=== SUPPLIED MATERIAL ===
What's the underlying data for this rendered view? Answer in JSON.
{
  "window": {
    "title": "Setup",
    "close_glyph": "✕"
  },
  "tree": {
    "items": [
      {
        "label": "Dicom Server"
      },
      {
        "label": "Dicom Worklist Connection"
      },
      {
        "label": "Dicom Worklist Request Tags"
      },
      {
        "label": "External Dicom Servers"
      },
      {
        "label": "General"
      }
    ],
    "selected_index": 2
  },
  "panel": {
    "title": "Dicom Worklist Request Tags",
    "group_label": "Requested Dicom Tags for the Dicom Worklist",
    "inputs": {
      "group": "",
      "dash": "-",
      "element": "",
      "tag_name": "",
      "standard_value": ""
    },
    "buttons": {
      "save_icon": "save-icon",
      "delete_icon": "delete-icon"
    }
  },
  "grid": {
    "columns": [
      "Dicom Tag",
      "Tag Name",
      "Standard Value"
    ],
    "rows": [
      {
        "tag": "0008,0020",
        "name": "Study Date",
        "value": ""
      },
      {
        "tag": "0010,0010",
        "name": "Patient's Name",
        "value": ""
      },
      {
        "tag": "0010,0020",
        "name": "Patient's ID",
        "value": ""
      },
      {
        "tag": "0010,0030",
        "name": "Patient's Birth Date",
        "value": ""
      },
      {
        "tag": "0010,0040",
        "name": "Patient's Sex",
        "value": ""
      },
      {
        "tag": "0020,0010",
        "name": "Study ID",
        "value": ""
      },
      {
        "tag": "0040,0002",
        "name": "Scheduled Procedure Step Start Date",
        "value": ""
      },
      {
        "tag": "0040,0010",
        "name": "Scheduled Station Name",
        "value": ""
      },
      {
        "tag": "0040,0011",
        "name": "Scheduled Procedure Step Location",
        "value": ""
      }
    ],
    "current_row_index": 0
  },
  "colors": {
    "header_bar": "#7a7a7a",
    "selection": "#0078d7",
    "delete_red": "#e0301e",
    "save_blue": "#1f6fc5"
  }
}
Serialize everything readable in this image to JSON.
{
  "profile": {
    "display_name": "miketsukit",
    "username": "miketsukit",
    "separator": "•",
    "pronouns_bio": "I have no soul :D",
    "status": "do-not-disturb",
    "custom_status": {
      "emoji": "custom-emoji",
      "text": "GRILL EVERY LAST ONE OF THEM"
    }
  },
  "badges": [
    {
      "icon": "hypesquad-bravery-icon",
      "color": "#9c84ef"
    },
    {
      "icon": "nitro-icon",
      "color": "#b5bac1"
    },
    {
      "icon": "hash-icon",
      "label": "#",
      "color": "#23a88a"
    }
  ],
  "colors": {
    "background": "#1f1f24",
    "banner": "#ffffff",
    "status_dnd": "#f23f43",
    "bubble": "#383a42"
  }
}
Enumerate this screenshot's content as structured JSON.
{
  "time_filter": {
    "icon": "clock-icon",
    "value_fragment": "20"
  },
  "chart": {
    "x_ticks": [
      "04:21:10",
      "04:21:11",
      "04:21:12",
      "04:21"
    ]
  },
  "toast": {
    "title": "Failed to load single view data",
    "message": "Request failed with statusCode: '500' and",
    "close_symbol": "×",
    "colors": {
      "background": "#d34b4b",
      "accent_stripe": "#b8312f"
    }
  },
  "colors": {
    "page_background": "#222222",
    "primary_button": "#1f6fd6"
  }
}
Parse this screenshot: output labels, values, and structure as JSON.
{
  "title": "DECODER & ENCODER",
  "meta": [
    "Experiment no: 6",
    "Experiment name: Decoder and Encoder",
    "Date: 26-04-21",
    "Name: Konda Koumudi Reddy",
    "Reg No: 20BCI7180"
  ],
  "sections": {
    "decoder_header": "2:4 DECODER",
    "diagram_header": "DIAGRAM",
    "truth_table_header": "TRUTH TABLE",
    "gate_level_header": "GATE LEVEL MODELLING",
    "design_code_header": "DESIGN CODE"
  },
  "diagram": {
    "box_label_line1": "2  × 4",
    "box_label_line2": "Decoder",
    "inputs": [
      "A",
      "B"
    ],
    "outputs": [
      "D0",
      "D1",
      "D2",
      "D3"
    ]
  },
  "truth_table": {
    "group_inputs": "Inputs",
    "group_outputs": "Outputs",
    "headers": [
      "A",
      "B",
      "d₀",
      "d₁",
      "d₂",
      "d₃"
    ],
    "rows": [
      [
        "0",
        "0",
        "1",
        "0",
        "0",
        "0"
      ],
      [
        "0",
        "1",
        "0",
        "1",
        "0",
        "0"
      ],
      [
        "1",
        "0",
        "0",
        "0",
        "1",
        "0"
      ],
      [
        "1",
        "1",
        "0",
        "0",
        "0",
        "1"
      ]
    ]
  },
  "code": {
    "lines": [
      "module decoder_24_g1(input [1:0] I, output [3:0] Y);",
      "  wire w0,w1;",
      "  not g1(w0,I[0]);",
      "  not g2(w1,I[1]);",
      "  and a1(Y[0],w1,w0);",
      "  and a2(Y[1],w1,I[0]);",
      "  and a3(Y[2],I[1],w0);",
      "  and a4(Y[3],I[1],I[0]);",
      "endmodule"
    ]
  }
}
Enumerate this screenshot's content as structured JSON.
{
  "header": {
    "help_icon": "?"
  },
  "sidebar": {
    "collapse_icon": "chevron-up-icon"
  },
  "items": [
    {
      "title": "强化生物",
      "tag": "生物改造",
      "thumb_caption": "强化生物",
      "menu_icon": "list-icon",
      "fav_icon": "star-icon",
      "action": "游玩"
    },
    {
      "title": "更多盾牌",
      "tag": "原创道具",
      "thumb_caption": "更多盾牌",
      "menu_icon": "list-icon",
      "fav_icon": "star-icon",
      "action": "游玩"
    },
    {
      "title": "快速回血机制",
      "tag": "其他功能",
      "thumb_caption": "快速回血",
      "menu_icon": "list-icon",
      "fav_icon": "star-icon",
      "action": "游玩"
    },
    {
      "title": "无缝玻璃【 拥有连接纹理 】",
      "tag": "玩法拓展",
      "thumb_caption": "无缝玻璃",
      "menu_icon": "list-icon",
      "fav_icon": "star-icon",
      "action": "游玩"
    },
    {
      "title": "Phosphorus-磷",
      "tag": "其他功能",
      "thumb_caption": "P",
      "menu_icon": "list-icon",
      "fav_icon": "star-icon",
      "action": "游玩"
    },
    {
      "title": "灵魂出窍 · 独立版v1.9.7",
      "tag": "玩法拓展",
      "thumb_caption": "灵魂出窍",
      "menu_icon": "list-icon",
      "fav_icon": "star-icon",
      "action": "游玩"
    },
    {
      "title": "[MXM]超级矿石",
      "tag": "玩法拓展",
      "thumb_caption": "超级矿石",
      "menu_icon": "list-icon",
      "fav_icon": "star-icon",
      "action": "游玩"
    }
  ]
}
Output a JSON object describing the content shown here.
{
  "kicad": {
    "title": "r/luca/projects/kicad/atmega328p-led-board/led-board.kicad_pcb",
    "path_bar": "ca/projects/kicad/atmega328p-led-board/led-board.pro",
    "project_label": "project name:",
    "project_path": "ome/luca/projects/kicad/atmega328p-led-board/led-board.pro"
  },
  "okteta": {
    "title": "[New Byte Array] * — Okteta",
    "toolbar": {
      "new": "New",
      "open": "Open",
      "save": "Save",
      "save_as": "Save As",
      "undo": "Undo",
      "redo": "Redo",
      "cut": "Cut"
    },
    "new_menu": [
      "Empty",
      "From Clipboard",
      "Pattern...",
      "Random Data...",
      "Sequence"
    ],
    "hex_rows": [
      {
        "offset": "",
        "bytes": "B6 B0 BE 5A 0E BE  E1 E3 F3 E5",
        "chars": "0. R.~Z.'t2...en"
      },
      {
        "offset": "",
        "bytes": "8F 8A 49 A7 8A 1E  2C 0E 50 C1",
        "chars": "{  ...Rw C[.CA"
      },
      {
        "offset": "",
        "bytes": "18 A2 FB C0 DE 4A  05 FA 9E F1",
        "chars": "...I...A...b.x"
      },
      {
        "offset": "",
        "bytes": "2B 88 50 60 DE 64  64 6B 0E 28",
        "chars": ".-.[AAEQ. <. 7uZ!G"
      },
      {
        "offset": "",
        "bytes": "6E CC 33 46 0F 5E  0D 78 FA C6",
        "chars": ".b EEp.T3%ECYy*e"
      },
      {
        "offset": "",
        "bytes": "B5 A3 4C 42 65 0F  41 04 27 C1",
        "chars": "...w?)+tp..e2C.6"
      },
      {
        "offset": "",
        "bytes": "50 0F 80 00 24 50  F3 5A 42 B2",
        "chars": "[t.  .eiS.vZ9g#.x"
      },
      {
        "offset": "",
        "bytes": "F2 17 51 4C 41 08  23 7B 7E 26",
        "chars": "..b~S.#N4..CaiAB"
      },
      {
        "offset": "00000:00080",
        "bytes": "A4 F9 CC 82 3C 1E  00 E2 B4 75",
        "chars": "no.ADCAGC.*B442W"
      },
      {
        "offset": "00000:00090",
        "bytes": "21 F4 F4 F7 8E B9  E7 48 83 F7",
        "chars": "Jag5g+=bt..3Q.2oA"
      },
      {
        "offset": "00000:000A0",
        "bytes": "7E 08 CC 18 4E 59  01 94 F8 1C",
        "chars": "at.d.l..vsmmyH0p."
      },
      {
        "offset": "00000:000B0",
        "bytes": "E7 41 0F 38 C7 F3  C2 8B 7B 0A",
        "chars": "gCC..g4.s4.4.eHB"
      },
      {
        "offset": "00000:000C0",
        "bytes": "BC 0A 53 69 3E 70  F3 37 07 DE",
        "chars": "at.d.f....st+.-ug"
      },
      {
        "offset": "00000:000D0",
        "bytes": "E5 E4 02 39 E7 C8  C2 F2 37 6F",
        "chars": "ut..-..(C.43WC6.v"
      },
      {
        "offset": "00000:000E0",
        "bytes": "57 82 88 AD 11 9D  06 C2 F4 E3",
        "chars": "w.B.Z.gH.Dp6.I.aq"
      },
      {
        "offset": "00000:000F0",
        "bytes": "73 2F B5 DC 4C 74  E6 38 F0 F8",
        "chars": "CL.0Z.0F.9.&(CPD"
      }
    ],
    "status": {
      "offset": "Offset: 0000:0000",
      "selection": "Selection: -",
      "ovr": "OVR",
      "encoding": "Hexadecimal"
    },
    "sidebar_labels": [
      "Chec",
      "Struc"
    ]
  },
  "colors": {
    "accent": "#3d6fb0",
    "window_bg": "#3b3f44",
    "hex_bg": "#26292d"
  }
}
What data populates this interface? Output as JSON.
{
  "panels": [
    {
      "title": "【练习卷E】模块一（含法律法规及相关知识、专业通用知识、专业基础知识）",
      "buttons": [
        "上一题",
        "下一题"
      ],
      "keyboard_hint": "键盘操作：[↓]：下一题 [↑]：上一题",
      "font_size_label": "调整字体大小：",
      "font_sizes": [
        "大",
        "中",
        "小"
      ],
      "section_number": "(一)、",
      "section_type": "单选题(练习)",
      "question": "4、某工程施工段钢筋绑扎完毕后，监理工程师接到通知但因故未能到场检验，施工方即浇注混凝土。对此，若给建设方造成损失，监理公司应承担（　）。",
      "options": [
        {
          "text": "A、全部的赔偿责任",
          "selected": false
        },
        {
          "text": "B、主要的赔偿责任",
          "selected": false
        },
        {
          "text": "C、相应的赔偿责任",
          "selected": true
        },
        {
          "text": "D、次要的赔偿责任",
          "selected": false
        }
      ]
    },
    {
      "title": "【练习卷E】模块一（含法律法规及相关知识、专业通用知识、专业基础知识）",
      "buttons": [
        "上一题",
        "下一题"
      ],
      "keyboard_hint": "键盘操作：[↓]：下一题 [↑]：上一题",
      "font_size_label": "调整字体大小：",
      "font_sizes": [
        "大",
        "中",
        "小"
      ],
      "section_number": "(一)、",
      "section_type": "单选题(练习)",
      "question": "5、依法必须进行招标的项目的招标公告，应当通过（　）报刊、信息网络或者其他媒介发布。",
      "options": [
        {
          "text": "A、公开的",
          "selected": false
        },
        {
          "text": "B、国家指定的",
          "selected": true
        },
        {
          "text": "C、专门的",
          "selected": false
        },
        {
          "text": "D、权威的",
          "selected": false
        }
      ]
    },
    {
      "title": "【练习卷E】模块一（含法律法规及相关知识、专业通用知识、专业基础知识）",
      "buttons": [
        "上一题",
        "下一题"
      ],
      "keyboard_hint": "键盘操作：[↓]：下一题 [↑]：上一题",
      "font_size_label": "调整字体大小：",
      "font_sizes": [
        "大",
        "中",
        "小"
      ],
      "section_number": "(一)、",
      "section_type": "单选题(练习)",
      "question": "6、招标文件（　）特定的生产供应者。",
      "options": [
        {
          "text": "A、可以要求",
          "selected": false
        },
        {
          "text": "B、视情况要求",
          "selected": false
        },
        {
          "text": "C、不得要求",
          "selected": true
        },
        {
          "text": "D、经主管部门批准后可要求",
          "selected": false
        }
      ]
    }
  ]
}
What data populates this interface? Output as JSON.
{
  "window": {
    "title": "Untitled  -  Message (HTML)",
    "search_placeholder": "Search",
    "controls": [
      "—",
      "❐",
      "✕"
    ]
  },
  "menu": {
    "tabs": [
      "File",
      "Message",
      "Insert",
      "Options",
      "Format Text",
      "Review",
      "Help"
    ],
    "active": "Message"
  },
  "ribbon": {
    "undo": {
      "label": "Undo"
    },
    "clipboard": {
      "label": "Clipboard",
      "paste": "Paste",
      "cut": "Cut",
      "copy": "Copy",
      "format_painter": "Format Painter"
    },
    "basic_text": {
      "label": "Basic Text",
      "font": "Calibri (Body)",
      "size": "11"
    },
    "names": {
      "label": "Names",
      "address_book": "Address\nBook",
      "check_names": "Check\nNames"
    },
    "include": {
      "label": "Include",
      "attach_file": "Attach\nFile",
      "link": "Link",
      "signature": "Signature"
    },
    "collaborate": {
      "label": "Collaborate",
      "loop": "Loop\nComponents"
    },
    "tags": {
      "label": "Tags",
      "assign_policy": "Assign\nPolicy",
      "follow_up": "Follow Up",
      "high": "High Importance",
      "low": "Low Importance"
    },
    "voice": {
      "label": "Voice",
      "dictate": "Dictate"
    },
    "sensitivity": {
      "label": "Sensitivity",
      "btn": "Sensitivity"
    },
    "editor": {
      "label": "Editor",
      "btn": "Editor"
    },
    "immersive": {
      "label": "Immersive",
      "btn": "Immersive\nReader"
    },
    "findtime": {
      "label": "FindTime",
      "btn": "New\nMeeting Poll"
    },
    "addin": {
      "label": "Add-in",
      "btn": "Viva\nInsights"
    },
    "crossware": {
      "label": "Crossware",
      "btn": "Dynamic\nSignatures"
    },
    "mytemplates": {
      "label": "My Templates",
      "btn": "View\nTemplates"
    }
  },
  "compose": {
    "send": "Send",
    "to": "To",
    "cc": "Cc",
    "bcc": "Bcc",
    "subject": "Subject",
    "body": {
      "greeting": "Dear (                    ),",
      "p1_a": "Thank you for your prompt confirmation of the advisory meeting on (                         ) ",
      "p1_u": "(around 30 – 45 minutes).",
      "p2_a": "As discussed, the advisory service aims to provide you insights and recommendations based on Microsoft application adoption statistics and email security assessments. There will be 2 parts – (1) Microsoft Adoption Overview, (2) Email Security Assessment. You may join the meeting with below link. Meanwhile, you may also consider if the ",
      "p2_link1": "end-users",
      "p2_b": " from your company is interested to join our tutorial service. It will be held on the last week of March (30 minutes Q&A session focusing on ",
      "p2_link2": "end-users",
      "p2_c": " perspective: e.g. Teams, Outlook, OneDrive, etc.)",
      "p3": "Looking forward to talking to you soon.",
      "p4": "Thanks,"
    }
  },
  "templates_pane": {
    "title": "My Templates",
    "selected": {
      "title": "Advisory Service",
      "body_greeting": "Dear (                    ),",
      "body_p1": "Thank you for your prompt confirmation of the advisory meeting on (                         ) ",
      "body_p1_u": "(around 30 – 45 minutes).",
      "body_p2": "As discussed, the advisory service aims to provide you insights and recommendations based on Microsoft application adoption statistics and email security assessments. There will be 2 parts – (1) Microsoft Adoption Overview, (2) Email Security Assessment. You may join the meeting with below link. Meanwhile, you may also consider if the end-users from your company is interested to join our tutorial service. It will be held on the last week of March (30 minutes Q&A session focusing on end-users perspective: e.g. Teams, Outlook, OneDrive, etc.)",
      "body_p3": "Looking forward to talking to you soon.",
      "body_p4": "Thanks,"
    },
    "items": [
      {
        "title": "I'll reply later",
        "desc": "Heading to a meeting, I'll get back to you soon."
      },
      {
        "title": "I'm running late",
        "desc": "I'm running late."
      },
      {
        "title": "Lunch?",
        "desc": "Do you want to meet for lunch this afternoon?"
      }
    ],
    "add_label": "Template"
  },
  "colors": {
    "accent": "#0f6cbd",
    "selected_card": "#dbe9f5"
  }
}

=== WHAT TO DO ===
Go through the material and copy out every line with "prompt" in it.

=== SOLUTION TO THIS PROBLEM ===
      "p1_a": "Thank you for your prompt confirmation of the advisory meeting on (                         ) ",
      "body_p1": "Thank you for your prompt confirmation of the advisory meeting on (                         ) ",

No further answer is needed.